(Records from a data source)
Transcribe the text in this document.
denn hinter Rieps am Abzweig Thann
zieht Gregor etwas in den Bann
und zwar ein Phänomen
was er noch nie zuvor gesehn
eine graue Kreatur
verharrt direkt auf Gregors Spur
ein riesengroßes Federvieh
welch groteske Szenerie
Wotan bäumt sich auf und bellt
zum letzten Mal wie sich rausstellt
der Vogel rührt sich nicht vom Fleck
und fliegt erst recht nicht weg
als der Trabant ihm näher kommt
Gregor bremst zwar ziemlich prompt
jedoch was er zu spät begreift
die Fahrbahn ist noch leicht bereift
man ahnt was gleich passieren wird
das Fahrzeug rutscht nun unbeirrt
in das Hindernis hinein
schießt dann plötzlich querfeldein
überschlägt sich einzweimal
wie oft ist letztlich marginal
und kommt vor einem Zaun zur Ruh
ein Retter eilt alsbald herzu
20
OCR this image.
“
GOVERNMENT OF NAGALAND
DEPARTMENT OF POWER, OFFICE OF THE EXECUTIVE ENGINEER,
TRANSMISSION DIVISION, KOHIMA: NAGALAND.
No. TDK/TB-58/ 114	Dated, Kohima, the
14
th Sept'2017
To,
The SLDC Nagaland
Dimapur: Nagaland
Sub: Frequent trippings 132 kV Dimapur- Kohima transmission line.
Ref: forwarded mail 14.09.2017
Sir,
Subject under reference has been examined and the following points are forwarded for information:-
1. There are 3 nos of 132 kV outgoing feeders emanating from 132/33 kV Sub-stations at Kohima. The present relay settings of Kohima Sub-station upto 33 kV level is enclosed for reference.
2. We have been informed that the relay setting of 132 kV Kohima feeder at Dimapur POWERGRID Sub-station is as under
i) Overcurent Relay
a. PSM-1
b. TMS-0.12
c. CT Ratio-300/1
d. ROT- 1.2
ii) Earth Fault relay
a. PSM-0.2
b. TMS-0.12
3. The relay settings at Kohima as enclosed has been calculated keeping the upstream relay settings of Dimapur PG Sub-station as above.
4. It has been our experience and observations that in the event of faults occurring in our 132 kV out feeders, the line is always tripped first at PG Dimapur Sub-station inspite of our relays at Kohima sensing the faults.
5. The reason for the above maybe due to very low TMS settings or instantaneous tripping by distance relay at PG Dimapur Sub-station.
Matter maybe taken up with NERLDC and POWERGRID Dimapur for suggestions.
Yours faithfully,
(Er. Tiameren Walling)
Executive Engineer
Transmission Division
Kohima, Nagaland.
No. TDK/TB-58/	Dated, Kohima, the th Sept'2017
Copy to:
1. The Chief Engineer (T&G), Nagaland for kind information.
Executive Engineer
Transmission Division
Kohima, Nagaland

SET EXERCISE: Extract all lines from the data in which "settings" is found.

RESPONSE FOR THIS EXERCISE:
1. There are 3 nos of 132 kV outgoing feeders emanating from 132/33 kV Sub-stations at Kohima. The present relay settings of Kohima Sub-station upto 33 kV level is enclosed for reference.
3. The relay settings at Kohima as enclosed has been calculated keeping the upstream relay settings of Dimapur PG Sub-station as above.
5. The reason for the above maybe due to very low TMS settings or instantaneous tripping by distance relay at PG Dimapur Sub-station.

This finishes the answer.